**PROVIDED PASSAGE**.
Configuring Ranger RMS (Hive-S3 ACL Sync)

Ranger Resource Mapping Server (RMS) is fully configured after installing in 7.2.18 public cloud. This topic provides further information about RMS configuration settings and workflows.

Important configuration information - Hive S3

  • Ranger RMS enables S3 access via Ranger Hive policies. Ranger RMS is pre-configured with the names of S3 and Hive services (aka Repos). In your installation, there may be multiple Ranger services created for S3 and Hive. These can be seen from the Ranger Admin web UI. RMS ACL sync is designed to work on a specific pair of S3<->Hive- Ranger services. Therefore, it is important to identify those service names before Ranger RMS is installed. The default value for Ranger S3 service name is cm_s3, and for the Ranger Hive service the default name is cm_hive.

  • After Ranger RMS installation, ensure that the Hive service identified in the installation above allows the rangerrms user select access to all tables in all databases in default (no-zone), as well as in all security-zones for the Hive service.

  • In case of custom kerberos principal/user, ensure that the Hive service identified in the installation above allows the rangerrmsfoo0 (custom) user select access to all tables in all databases in default (no-zone), as well as in all security-zones for the Hive service.

**SET EXERCISE 1**.
Answer from the Ranger RMS page:
(a) In which release and environment is Ranger RMS fully configured after installing?
(b) What is the default name for the Ranger S3 service?
(c) Which user must the identified Hive service allow select access to all tables after Ranger RMS installation?
The Ranger RMS page and the records have nothing to do with each other.

**DATA PROVIDED**.

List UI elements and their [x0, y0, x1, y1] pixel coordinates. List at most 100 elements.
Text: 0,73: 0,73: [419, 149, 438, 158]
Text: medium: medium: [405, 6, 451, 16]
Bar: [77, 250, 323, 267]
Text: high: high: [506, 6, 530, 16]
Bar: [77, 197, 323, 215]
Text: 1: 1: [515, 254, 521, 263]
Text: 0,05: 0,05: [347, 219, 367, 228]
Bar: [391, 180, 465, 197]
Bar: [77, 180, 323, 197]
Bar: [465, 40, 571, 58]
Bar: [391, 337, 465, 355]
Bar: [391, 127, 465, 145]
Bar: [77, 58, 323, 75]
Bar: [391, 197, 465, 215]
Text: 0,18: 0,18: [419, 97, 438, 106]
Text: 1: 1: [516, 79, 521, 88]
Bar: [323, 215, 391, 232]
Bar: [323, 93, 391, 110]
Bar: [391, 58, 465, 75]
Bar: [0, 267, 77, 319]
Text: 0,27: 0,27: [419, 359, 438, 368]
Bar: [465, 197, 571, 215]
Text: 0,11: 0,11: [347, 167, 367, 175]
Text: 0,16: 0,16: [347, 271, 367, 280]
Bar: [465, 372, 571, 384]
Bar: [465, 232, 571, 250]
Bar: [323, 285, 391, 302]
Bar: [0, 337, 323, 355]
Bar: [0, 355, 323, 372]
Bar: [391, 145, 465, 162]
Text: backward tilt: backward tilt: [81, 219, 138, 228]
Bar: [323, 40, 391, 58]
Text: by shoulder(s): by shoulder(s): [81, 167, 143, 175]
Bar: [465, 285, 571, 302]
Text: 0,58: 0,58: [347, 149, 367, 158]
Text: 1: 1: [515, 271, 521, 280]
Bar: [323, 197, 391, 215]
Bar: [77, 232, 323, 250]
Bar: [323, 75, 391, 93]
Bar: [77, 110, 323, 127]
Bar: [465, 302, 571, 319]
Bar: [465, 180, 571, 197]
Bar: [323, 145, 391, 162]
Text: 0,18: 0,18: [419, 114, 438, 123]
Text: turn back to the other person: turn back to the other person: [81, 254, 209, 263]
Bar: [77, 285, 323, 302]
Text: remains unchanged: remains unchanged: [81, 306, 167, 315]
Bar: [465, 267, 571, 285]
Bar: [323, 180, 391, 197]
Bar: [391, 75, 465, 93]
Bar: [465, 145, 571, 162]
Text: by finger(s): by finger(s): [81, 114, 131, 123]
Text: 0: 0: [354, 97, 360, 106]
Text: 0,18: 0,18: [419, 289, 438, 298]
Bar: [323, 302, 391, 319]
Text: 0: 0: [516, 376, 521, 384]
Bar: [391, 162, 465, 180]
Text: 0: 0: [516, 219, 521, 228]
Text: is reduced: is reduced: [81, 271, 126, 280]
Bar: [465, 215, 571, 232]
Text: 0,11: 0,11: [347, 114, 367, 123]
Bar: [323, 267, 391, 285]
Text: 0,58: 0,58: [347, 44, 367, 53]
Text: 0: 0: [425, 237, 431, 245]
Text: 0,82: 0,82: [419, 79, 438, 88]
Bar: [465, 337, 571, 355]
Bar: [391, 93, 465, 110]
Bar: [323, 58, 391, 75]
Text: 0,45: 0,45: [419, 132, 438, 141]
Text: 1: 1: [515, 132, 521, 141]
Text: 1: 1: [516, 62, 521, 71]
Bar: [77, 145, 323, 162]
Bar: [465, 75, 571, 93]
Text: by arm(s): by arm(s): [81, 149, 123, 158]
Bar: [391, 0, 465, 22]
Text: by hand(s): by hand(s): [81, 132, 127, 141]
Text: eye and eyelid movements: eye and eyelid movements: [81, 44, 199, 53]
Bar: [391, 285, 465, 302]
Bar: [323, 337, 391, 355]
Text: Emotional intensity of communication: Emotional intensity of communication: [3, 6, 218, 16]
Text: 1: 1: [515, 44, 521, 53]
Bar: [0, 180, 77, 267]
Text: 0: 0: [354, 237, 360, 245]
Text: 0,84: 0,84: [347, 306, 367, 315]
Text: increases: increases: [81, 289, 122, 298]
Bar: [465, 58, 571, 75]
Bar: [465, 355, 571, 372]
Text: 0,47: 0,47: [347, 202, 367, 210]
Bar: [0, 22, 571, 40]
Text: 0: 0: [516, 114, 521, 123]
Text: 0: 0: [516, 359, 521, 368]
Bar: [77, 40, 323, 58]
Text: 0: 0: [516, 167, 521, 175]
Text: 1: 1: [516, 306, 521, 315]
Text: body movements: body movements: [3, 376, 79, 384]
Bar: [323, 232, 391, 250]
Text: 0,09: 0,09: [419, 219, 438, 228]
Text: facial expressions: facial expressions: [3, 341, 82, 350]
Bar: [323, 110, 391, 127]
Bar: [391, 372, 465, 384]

**SET EXERCISE 2**. Copy the records line for line, from the start of the records through the line that contains "Text: 0: 0: [516, 219, 521, 228]", both included.

**TASK OUTPUT 1**.
(a) 7.2.18 public cloud
(b) cm_s3
(c) rangerrms

**TASK OUTPUT 2**.
List UI elements and their [x0, y0, x1, y1] pixel coordinates. List at most 100 elements.
Text: 0,73: 0,73: [419, 149, 438, 158]
Text: medium: medium: [405, 6, 451, 16]
Bar: [77, 250, 323, 267]
Text: high: high: [506, 6, 530, 16]
Bar: [77, 197, 323, 215]
Text: 1: 1: [515, 254, 521, 263]
Text: 0,05: 0,05: [347, 219, 367, 228]
Bar: [391, 180, 465, 197]
Bar: [77, 180, 323, 197]
Bar: [465, 40, 571, 58]
Bar: [391, 337, 465, 355]
Bar: [391, 127, 465, 145]
Bar: [77, 58, 323, 75]
Bar: [391, 197, 465, 215]
Text: 0,18: 0,18: [419, 97, 438, 106]
Text: 1: 1: [516, 79, 521, 88]
Bar: [323, 215, 391, 232]
Bar: [323, 93, 391, 110]
Bar: [391, 58, 465, 75]
Bar: [0, 267, 77, 319]
Text: 0,27: 0,27: [419, 359, 438, 368]
Bar: [465, 197, 571, 215]
Text: 0,11: 0,11: [347, 167, 367, 175]
Text: 0,16: 0,16: [347, 271, 367, 280]
Bar: [465, 372, 571, 384]
Bar: [465, 232, 571, 250]
Bar: [323, 285, 391, 302]
Bar: [0, 337, 323, 355]
Bar: [0, 355, 323, 372]
Bar: [391, 145, 465, 162]
Text: backward tilt: backward tilt: [81, 219, 138, 228]
Bar: [323, 40, 391, 58]
Text: by shoulder(s): by shoulder(s): [81, 167, 143, 175]
Bar: [465, 285, 571, 302]
Text: 0,58: 0,58: [347, 149, 367, 158]
Text: 1: 1: [515, 271, 521, 280]
Bar: [323, 197, 391, 215]
Bar: [77, 232, 323, 250]
Bar: [323, 75, 391, 93]
Bar: [77, 110, 323, 127]
Bar: [465, 302, 571, 319]
Bar: [465, 180, 571, 197]
Bar: [323, 145, 391, 162]
Text: 0,18: 0,18: [419, 114, 438, 123]
Text: turn back to the other person: turn back to the other person: [81, 254, 209, 263]
Bar: [77, 285, 323, 302]
Text: remains unchanged: remains unchanged: [81, 306, 167, 315]
Bar: [465, 267, 571, 285]
Bar: [323, 180, 391, 197]
Bar: [391, 75, 465, 93]
Bar: [465, 145, 571, 162]
Text: by finger(s): by finger(s): [81, 114, 131, 123]
Text: 0: 0: [354, 97, 360, 106]
Text: 0,18: 0,18: [419, 289, 438, 298]
Bar: [323, 302, 391, 319]
Text: 0: 0: [516, 376, 521, 384]
Bar: [391, 162, 465, 180]
Text: 0: 0: [516, 219, 521, 228]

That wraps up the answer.